* Excerpted passage
- - -

Two Excellent Acoustic Albums: Little Chief / Grover Anderson

littlechief

Arkansas folk-pop outfit Little Chief is shiver-inducingly good. Lion’s Den is a strikingly cohesive, mature, and assured work for a debut album from a young group of musicians.

Little Chief skews toward Mumford and Sons’ style of straightforward songcraft, but they do in a vastly less percussive style. The band softens the edges of everything, from gentle guitar strum to cello inclusions to melodic group vocals instead of shouted ones. The result is a collection of songs that work their way into your long-term memory in a very unassuming manner. I’ve been humming Little Chief tunes long after I heard them, and it drives me back to the album.

Their gentle touch makes every high higher than it would be, because it feels non-obvious and genuinely celebratory. These aren’t party songs, they’re songs of jubilation. “Brighton Shore” and “Shiloh” are both tunes that take feelings of loss and hardship and transform them. This album is deeply concerned with carrying on through trouble, and their humble approach to songcraft displays that earnest emotion.

“Mountain Song” and “Lion’s Den” show the arranging prowess of the band. “Mountain Song” has a long, gorgeous instrumental intro, while the full-song crescendo of “Lion’s Den” is punctuated by an excellent cello part, well-timed drums, and tasteful brass. This band has chops–it knows when to use them and when to let simplicity be.

- - -

* Recorded data
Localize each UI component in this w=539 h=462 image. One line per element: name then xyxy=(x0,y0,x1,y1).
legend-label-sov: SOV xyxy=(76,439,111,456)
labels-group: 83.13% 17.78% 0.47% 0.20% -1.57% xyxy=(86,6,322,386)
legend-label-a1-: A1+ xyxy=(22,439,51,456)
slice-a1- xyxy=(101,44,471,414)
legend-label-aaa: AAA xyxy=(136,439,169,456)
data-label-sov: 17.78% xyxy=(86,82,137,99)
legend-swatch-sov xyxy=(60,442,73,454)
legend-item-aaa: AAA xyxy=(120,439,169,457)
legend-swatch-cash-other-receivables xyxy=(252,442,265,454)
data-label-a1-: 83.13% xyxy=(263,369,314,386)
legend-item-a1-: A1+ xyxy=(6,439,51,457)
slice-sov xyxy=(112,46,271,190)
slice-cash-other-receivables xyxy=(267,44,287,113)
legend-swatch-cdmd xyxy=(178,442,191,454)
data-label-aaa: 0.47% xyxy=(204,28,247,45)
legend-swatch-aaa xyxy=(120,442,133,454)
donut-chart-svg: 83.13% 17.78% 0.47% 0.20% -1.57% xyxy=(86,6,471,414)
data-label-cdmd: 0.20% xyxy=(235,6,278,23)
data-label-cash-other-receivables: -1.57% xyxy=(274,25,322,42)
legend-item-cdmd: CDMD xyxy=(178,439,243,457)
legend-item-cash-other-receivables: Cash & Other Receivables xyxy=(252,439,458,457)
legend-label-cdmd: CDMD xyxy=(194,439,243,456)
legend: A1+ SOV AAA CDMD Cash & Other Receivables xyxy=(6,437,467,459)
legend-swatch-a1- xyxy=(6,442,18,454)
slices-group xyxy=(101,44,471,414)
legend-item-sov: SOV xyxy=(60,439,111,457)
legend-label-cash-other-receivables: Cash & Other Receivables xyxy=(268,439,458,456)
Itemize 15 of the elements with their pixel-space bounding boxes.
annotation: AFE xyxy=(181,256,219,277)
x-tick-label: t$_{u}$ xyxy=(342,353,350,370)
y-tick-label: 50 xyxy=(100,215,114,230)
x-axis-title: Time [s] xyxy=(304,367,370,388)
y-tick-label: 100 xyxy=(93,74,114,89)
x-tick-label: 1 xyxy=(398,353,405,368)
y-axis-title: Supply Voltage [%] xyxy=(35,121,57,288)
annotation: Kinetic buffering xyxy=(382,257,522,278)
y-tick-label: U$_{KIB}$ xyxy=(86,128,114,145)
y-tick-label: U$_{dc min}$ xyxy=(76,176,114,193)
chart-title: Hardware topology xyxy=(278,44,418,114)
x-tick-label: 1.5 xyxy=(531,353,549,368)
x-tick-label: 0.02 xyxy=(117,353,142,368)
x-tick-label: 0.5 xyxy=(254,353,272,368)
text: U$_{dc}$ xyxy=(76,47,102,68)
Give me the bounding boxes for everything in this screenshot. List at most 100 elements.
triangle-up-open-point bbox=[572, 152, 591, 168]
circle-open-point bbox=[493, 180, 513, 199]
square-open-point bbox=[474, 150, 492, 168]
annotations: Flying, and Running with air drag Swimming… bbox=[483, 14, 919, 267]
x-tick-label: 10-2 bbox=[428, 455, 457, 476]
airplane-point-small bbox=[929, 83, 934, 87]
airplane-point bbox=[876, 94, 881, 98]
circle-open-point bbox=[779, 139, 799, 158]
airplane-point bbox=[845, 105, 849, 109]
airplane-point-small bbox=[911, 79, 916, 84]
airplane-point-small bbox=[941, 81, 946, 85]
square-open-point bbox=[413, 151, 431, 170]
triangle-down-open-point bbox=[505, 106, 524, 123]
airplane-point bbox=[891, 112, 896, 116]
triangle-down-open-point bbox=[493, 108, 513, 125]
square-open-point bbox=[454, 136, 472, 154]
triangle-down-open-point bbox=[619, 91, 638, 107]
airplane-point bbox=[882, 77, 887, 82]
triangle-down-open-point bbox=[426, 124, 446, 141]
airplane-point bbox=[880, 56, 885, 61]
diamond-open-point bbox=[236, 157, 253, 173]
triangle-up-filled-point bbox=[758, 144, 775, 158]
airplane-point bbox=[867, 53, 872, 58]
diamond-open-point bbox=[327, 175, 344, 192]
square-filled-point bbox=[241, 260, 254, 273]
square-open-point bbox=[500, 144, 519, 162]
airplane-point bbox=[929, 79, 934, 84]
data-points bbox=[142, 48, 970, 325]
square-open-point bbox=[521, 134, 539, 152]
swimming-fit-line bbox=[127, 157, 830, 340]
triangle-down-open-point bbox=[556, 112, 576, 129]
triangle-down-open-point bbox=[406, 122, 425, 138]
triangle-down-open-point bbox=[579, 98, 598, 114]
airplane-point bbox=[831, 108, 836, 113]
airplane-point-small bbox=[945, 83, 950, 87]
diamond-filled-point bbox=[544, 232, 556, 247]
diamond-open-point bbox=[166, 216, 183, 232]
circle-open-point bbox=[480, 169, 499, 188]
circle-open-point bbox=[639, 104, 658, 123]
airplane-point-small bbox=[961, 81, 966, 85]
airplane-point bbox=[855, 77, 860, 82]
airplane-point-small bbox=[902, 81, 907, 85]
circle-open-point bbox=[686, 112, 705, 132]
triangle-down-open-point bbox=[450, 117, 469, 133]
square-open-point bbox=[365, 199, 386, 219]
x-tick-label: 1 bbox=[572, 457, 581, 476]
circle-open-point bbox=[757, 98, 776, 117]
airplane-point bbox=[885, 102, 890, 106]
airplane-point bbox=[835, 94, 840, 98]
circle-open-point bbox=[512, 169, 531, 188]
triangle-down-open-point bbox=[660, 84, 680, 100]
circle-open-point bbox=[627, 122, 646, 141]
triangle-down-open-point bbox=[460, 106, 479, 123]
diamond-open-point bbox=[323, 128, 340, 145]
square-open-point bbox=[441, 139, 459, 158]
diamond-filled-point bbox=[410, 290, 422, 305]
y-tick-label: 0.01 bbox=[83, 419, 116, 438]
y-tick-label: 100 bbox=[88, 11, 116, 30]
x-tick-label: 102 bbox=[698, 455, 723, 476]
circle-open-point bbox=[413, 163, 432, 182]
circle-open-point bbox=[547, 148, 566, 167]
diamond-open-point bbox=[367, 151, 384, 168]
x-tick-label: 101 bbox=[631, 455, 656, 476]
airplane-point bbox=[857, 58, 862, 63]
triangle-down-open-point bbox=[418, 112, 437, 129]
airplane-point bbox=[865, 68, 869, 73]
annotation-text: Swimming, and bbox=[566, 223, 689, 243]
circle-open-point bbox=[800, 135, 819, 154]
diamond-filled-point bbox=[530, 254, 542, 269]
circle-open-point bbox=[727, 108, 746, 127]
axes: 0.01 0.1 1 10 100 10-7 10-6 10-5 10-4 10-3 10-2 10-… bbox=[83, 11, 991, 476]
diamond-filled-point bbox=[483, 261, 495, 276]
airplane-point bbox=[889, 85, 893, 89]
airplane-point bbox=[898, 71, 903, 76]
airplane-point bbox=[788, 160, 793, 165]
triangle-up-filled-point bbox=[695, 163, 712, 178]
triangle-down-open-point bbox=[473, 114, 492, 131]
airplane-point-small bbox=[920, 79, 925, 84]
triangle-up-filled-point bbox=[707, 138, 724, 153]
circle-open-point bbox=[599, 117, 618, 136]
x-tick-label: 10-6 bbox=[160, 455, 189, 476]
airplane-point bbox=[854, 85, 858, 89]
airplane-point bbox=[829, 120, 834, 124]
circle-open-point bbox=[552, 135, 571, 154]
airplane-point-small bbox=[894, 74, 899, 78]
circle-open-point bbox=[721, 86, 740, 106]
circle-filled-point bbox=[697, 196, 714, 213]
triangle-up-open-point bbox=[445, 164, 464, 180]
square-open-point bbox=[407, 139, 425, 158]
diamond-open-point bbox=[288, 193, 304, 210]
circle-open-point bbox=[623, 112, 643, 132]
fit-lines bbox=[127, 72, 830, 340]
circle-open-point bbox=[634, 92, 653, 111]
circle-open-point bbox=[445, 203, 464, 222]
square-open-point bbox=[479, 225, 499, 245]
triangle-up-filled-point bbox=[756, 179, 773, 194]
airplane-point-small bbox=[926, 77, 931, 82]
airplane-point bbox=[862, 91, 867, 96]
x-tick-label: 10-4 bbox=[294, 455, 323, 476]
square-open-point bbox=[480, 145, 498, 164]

- - -

* To do
1. In the album review, what is the title of Little Chief's debut album?
2. Pick up the Little Chief album review after its last sentence and carry it forward in the same voice.

* Exercise answers
1. Lion's Den

2.
If you’re into folk-pop, Lion’s Den is a must-listen. It has the emotive heft of The Head and the Heart, the arrangements of early Fleet Foxes, and melodies galore. It’s astonishingly confident for a debut album, but I’m not questioning it: if it’s good, it’s good. Highly recommended.

groveranderson

It’s a common problem that bands will find a sound they’re good at and hit it until their audience is just sick of it. Grover Anderson handles that problem by playing songs in vastly different genres, somehow managing to avoid sounding like a tourist or faker in any of them. Frantic murder ballads, love ballads, jilted lover electric blues, back-porch pickathon shout-it-outs, brilliant country tunes, and downtempo minimalist all hang out on The Optimist. It’s a credit to Anderson’s skills that each of them sounds natural. It makes for an odd listening experience as a collection of tunes (multiple people die, multiple people get married–sometimes in close quarters), but each individual song is worthwhile.

Given my personal predilections, I’m more interested in the bluegrassy “Pick Up Your Horn” and the Bon Iver-esque “Grindstone” than in the Mraz-style love songs “When You Come Near” and “Enough.” But the gentle fingerpicking of breakup tune “Dancing Slow” calls to mind the weighty work of Ray LaMontagne, which seems to be the antithesis of Jason Mraz in my mind.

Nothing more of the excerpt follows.